* _To do_: Repeat the entries that follow verbatim, without any of their pictures.

-- START OF Material for this task --

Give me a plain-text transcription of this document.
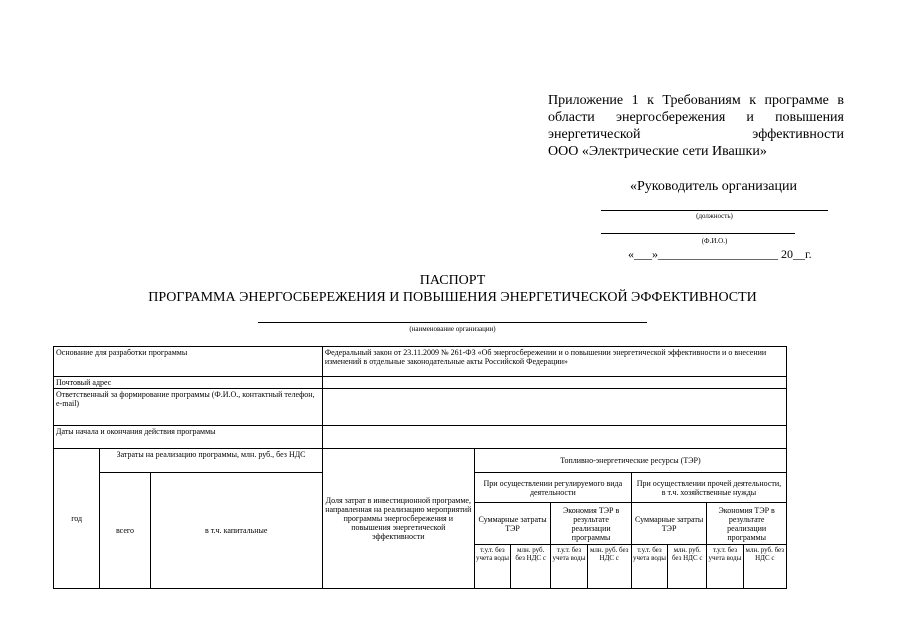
Приложение 1 к Требованиям к программе в
области энергосбережения и повышения
энергетической эффективности
ООО «Электрические сети Ивашки»
«Руководитель организации
(должность)
(Ф.И.О.)
«___»____________________ 20__г.
ПАСПОРТ
ПРОГРАММА ЭНЕРГОСБЕРЕЖЕНИЯ И ПОВЫШЕНИЯ ЭНЕРГЕТИЧЕСКОЙ ЭФФЕКТИВНОСТИ
(наименование организации)
Основание для разработки программы			Федеральный закон от 23.11.2009 № 261-ФЗ «Об энергосбережении и о повышении энергетической эффективности и о внесении изменений в отдельные законодательные акты Российской Федерации»								
Почтовый адрес											
Ответственный за формирование программы (Ф.И.О., контактный телефон, e-mail)											
Даты начала и окончания действия программы											
год	Затраты на реализацию программы, млн. руб., без НДС		Доля затрат в инвестиционной программе, направленная на реализацию мероприятий программы энергосбережения и повышения энергетической эффективности	Топливно-энергетические ресурсы (ТЭР)							
	всего	в т.ч. капитальные		При осуществлении регулируемого вида деятельности				При осуществлении прочей деятельности, в т.ч. хозяйственные нужды			
				Суммарные затраты ТЭР		Экономия ТЭР в результате реализации программы		Суммарные затраты ТЭР		Экономия ТЭР в результате реализации программы	
				т.у.т. без учета воды	млн. руб. без НДС с	т.у.т. без учета воды	млн. руб. без НДС с	т.у.т. без учета воды	млн. руб. без НДС с	т.у.т. без учета воды	млн. руб. без НДС с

-- END OF Material for this task --

* _Right answer_:
Give me a plain-text transcription of this document.
Приложение 1 к Требованиям к программе в
области энергосбережения и повышения
энергетической эффективности
ООО «Электрические сети Ивашки»
«Руководитель организации
(должность)
(Ф.И.О.)
«___»____________________ 20__г.
ПАСПОРТ
ПРОГРАММА ЭНЕРГОСБЕРЕЖЕНИЯ И ПОВЫШЕНИЯ ЭНЕРГЕТИЧЕСКОЙ ЭФФЕКТИВНОСТИ
(наименование организации)
Основание для разработки программы			Федеральный закон от 23.11.2009 № 261-ФЗ «Об энергосбережении и о повышении энергетической эффективности и о внесении изменений в отдельные законодательные акты Российской Федерации»								
Почтовый адрес											
Ответственный за формирование программы (Ф.И.О., контактный телефон, e-mail)											
Даты начала и окончания действия программы											
год	Затраты на реализацию программы, млн. руб., без НДС		Доля затрат в инвестиционной программе, направленная на реализацию мероприятий программы энергосбережения и повышения энергетической эффективности	Топливно-энергетические ресурсы (ТЭР)							
	всего	в т.ч. капитальные		При осуществлении регулируемого вида деятельности				При осуществлении прочей деятельности, в т.ч. хозяйственные нужды			
				Суммарные затраты ТЭР		Экономия ТЭР в результате реализации программы		Суммарные затраты ТЭР		Экономия ТЭР в результате реализации программы	
				т.у.т. без учета воды	млн. руб. без НДС с	т.у.т. без учета воды	млн. руб. без НДС с	т.у.т. без учета воды	млн. руб. без НДС с	т.у.т. без учета воды	млн. руб. без НДС с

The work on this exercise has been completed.